WHAT YOU HAVE TO DO:
Work out how many lines contain "name". Reply with the count alone.

[Stored entries]
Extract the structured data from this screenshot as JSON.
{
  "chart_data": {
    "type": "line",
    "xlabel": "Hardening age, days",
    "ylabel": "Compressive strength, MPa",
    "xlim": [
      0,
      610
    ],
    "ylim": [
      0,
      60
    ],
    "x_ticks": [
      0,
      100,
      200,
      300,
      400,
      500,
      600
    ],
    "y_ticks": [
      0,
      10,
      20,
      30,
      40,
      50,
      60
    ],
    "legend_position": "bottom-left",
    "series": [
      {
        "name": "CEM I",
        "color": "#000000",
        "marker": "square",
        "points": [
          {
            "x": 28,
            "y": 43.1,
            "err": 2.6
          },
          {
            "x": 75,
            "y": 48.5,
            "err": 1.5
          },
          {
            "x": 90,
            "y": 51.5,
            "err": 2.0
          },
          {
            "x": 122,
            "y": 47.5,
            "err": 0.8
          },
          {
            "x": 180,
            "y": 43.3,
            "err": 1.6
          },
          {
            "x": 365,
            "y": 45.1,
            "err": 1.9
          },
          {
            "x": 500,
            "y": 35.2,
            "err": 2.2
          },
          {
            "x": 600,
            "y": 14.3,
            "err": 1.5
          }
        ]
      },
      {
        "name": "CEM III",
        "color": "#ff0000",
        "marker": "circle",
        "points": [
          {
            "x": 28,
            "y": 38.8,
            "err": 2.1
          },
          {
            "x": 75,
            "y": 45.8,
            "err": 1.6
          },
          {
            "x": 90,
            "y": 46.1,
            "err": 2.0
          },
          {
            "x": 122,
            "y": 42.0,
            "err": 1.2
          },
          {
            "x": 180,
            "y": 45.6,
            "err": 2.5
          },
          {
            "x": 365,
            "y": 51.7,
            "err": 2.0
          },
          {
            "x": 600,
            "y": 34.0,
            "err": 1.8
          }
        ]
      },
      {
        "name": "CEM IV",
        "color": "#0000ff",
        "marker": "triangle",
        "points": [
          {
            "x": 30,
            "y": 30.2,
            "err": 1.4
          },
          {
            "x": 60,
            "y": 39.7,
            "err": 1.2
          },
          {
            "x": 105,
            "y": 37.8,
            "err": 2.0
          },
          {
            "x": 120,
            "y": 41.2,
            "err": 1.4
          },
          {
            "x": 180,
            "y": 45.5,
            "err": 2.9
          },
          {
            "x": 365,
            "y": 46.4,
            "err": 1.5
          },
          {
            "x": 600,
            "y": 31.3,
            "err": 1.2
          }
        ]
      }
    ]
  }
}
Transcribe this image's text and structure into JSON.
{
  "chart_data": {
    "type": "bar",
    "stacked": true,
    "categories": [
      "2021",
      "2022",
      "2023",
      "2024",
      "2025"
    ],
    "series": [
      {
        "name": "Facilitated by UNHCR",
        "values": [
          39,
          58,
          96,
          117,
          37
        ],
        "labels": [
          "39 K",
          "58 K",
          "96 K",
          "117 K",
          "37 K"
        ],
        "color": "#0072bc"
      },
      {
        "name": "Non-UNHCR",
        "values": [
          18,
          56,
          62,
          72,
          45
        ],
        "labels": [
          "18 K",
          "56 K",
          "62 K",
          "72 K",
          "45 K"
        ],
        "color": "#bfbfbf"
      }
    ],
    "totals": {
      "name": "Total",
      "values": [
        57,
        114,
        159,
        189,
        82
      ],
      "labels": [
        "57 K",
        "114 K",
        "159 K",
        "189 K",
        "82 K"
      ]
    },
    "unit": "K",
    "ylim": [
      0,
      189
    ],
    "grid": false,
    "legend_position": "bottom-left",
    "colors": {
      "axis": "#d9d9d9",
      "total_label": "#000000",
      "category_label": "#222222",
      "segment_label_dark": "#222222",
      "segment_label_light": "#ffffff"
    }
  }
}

EXERCISE ANSWER:
6